• **Action item**
Determine how many lines in the entries below include "natural". The reply should be that number and nothing else.

::::

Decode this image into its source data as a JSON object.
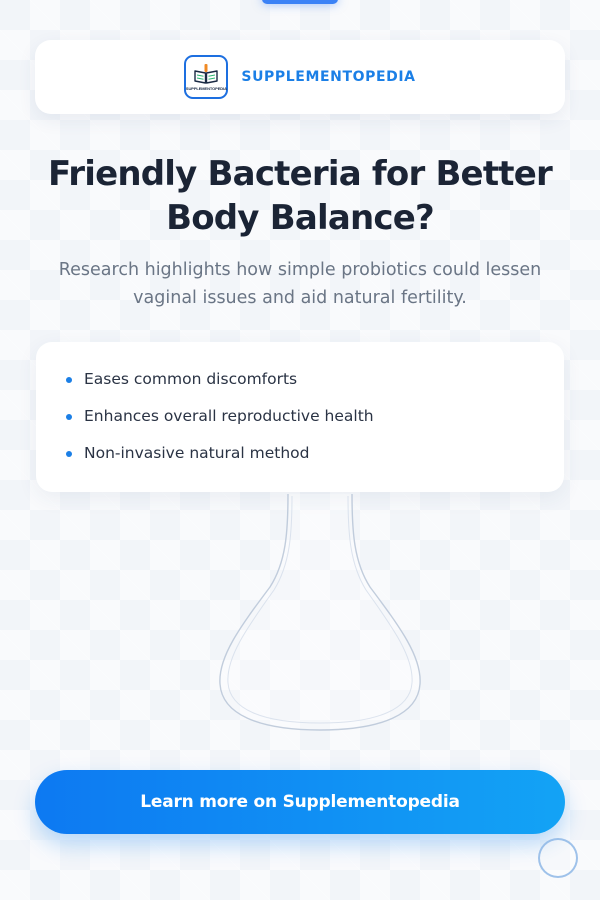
{
  "brand": {
    "name": "SUPPLEMENTOPEDIA",
    "logo_text": "SUPPLEMENTOPEDIA",
    "logo_icon": "open-book-icon",
    "accent_color": "#1b7fe6"
  },
  "headline": "Friendly Bacteria for Better Body Balance?",
  "subtitle": "Research highlights how simple probiotics could lessen vaginal issues and aid natural fertility.",
  "benefits": [
    "Eases common discomforts",
    "Enhances overall reproductive health",
    "Non-invasive natural method"
  ],
  "background_image": "glass-flask-outline",
  "cta": {
    "label": "Learn more on Supplementopedia",
    "gradient_start": "#0d79f2",
    "gradient_end": "#13a3f5"
  }
}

::::

• **Task solution**
2